[Items listed in a dataset]
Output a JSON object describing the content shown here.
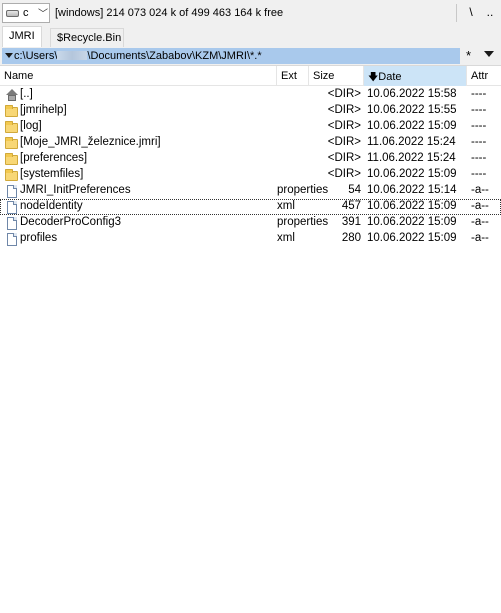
{
  "drive_bar": {
    "drive_letter": "c",
    "drive_icon": "hard-drive-icon",
    "volume_label": "[windows]",
    "free_space": "214 073 024 k of 499 463 164 k free",
    "root_button": "\\",
    "up_button": ".."
  },
  "tabs": [
    {
      "label": "JMRI",
      "active": true
    },
    {
      "label": "$Recycle.Bin",
      "active": false
    }
  ],
  "path_bar": {
    "path_prefix": "c:\\Users\\",
    "path_suffix": "\\Documents\\Zababov\\KZM\\JMRI\\*.*",
    "history_button": "*"
  },
  "columns": {
    "name": "Name",
    "ext": "Ext",
    "size": "Size",
    "date": "Date",
    "attr": "Attr",
    "sort_indicator": "down-arrow-icon"
  },
  "files": [
    {
      "icon": "up-dir-icon",
      "name": "[..]",
      "ext": "",
      "size": "<DIR>",
      "date": "10.06.2022 15:58",
      "attr": "----"
    },
    {
      "icon": "folder-icon",
      "name": "[jmrihelp]",
      "ext": "",
      "size": "<DIR>",
      "date": "10.06.2022 15:55",
      "attr": "----"
    },
    {
      "icon": "folder-icon",
      "name": "[log]",
      "ext": "",
      "size": "<DIR>",
      "date": "10.06.2022 15:09",
      "attr": "----"
    },
    {
      "icon": "folder-icon",
      "name": "[Moje_JMRI_železnice.jmri]",
      "ext": "",
      "size": "<DIR>",
      "date": "11.06.2022 15:24",
      "attr": "----"
    },
    {
      "icon": "folder-icon",
      "name": "[preferences]",
      "ext": "",
      "size": "<DIR>",
      "date": "11.06.2022 15:24",
      "attr": "----"
    },
    {
      "icon": "folder-icon",
      "name": "[systemfiles]",
      "ext": "",
      "size": "<DIR>",
      "date": "10.06.2022 15:09",
      "attr": "----"
    },
    {
      "icon": "file-icon",
      "name": "JMRI_InitPreferences",
      "ext": "properties",
      "size": "54",
      "date": "10.06.2022 15:14",
      "attr": "-a--"
    },
    {
      "icon": "file-icon",
      "name": "nodeIdentity",
      "ext": "xml",
      "size": "457",
      "date": "10.06.2022 15:09",
      "attr": "-a--"
    },
    {
      "icon": "file-icon",
      "name": "DecoderProConfig3",
      "ext": "properties",
      "size": "391",
      "date": "10.06.2022 15:09",
      "attr": "-a--"
    },
    {
      "icon": "file-icon",
      "name": "profiles",
      "ext": "xml",
      "size": "280",
      "date": "10.06.2022 15:09",
      "attr": "-a--"
    }
  ],
  "focused_row": 7,
  "colors": {
    "path_highlight": "#a9c9ec",
    "sorted_column": "#cce4f7",
    "folder": "#f8d775"
  }
}
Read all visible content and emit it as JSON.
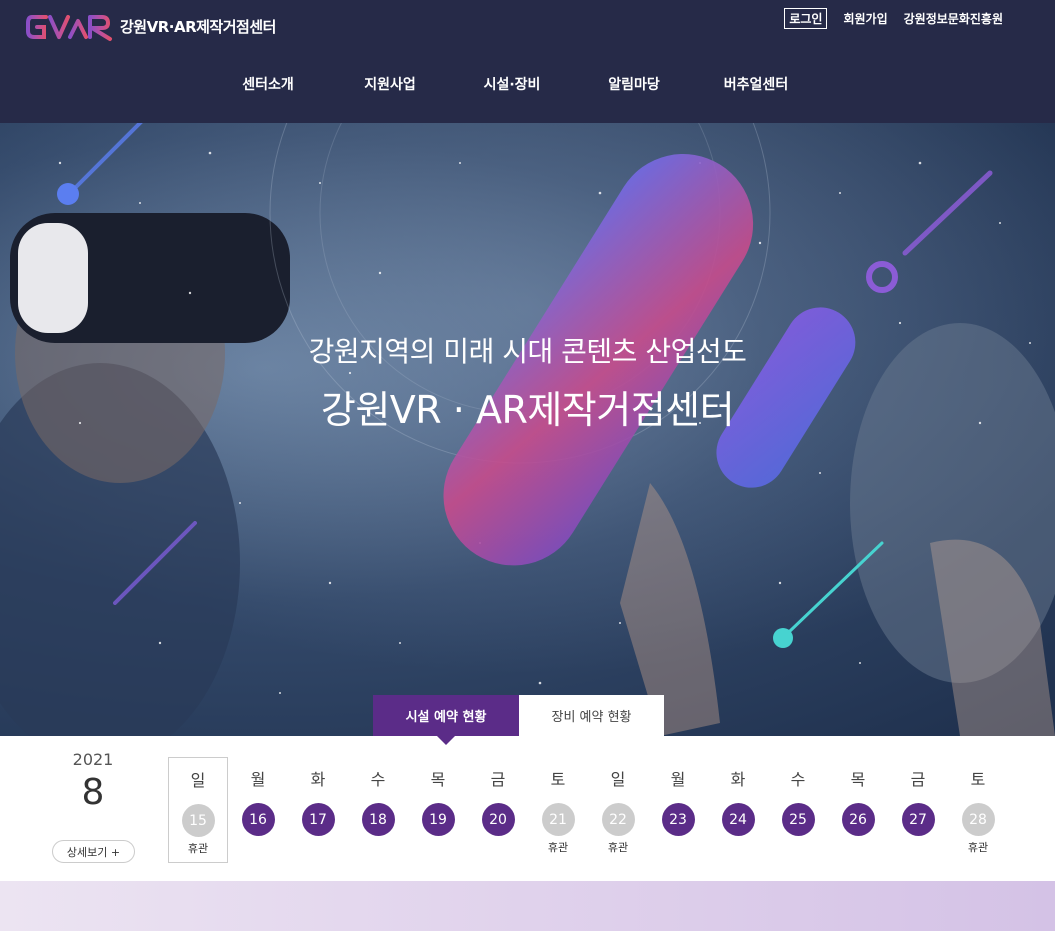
{
  "header": {
    "logo_mark": "GVAR",
    "site_title": "강원VR·AR제작거점센터",
    "util": {
      "login": "로그인",
      "join": "회원가입",
      "org": "강원정보문화진흥원"
    },
    "nav": [
      "센터소개",
      "지원사업",
      "시설·장비",
      "알림마당",
      "버추얼센터"
    ]
  },
  "hero": {
    "subtitle": "강원지역의 미래 시대 콘텐츠 산업선도",
    "title": "강원VR · AR제작거점센터"
  },
  "tabs": {
    "facility": "시설 예약 현황",
    "equipment": "장비 예약 현황",
    "active": "facility"
  },
  "calendar": {
    "year": "2021",
    "month": "8",
    "detail_button": "상세보기 +",
    "days": [
      {
        "dow": "일",
        "date": "15",
        "note": "휴관",
        "closed": true,
        "today": true
      },
      {
        "dow": "월",
        "date": "16",
        "note": "",
        "closed": false
      },
      {
        "dow": "화",
        "date": "17",
        "note": "",
        "closed": false
      },
      {
        "dow": "수",
        "date": "18",
        "note": "",
        "closed": false
      },
      {
        "dow": "목",
        "date": "19",
        "note": "",
        "closed": false
      },
      {
        "dow": "금",
        "date": "20",
        "note": "",
        "closed": false
      },
      {
        "dow": "토",
        "date": "21",
        "note": "휴관",
        "closed": true
      },
      {
        "dow": "일",
        "date": "22",
        "note": "휴관",
        "closed": true
      },
      {
        "dow": "월",
        "date": "23",
        "note": "",
        "closed": false
      },
      {
        "dow": "화",
        "date": "24",
        "note": "",
        "closed": false
      },
      {
        "dow": "수",
        "date": "25",
        "note": "",
        "closed": false
      },
      {
        "dow": "목",
        "date": "26",
        "note": "",
        "closed": false
      },
      {
        "dow": "금",
        "date": "27",
        "note": "",
        "closed": false
      },
      {
        "dow": "토",
        "date": "28",
        "note": "휴관",
        "closed": true
      }
    ]
  },
  "colors": {
    "header_bg": "#262a48",
    "accent_purple": "#5b2c88",
    "closed_gray": "#cccccc"
  }
}
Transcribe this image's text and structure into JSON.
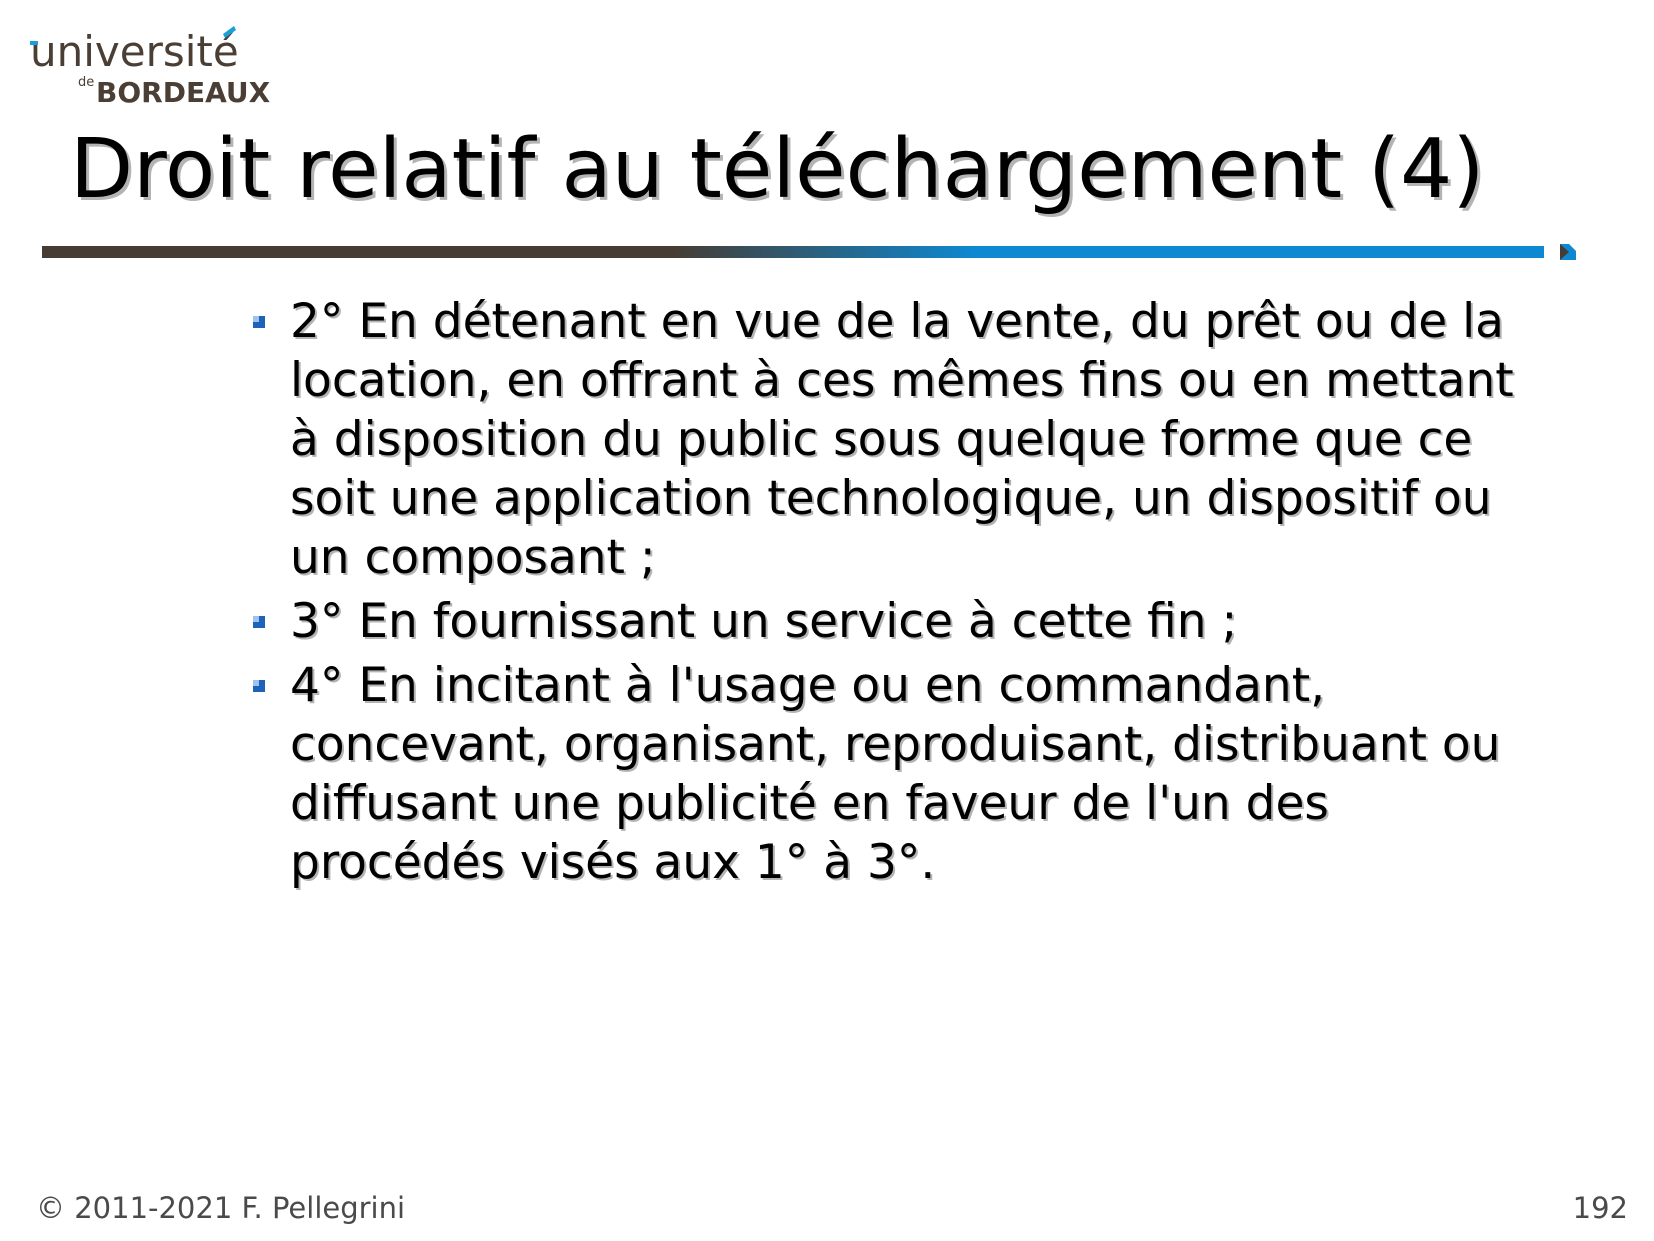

Task goal
In the entries above, how many lines contain the word "content"? Answer with the number only.

Written reply
2